▸ **Written problem**: Reproduce the records below exactly as they appear.

···

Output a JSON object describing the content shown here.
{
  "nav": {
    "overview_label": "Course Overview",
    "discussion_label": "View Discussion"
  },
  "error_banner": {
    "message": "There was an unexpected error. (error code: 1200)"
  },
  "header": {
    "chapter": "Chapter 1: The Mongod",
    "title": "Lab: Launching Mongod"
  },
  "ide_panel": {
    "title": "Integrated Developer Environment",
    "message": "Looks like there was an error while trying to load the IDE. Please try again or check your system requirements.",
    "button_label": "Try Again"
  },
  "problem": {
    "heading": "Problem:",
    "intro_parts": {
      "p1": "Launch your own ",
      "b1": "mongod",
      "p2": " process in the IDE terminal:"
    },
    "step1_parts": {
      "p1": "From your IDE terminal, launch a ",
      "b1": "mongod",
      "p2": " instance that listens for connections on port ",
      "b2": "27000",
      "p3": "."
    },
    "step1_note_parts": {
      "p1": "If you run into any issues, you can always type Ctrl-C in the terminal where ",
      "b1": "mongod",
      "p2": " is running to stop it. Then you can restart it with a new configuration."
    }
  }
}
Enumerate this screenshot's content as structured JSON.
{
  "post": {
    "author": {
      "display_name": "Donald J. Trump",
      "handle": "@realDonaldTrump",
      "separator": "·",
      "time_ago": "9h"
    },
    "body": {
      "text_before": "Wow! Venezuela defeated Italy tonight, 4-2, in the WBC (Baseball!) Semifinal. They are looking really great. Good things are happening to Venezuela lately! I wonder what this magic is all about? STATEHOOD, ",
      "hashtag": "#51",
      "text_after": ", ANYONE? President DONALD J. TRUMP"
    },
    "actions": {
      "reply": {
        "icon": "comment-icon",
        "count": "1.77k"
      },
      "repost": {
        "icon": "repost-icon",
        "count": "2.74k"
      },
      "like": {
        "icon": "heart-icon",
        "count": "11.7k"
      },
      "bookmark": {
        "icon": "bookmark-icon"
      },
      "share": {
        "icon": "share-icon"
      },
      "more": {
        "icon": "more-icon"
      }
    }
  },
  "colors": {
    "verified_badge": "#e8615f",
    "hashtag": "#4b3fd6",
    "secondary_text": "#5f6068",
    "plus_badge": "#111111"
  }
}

···

▸ **Exercise result**:
Output a JSON object describing the content shown here.
{
  "nav": {
    "overview_label": "Course Overview",
    "discussion_label": "View Discussion"
  },
  "error_banner": {
    "message": "There was an unexpected error. (error code: 1200)"
  },
  "header": {
    "chapter": "Chapter 1: The Mongod",
    "title": "Lab: Launching Mongod"
  },
  "ide_panel": {
    "title": "Integrated Developer Environment",
    "message": "Looks like there was an error while trying to load the IDE. Please try again or check your system requirements.",
    "button_label": "Try Again"
  },
  "problem": {
    "heading": "Problem:",
    "intro_parts": {
      "p1": "Launch your own ",
      "b1": "mongod",
      "p2": " process in the IDE terminal:"
    },
    "step1_parts": {
      "p1": "From your IDE terminal, launch a ",
      "b1": "mongod",
      "p2": " instance that listens for connections on port ",
      "b2": "27000",
      "p3": "."
    },
    "step1_note_parts": {
      "p1": "If you run into any issues, you can always type Ctrl-C in the terminal where ",
      "b1": "mongod",
      "p2": " is running to stop it. Then you can restart it with a new configuration."
    }
  }
}
Enumerate this screenshot's content as structured JSON.
{
  "post": {
    "author": {
      "display_name": "Donald J. Trump",
      "handle": "@realDonaldTrump",
      "separator": "·",
      "time_ago": "9h"
    },
    "body": {
      "text_before": "Wow! Venezuela defeated Italy tonight, 4-2, in the WBC (Baseball!) Semifinal. They are looking really great. Good things are happening to Venezuela lately! I wonder what this magic is all about? STATEHOOD, ",
      "hashtag": "#51",
      "text_after": ", ANYONE? President DONALD J. TRUMP"
    },
    "actions": {
      "reply": {
        "icon": "comment-icon",
        "count": "1.77k"
      },
      "repost": {
        "icon": "repost-icon",
        "count": "2.74k"
      },
      "like": {
        "icon": "heart-icon",
        "count": "11.7k"
      },
      "bookmark": {
        "icon": "bookmark-icon"
      },
      "share": {
        "icon": "share-icon"
      },
      "more": {
        "icon": "more-icon"
      }
    }
  },
  "colors": {
    "verified_badge": "#e8615f",
    "hashtag": "#4b3fd6",
    "secondary_text": "#5f6068",
    "plus_badge": "#111111"
  }
}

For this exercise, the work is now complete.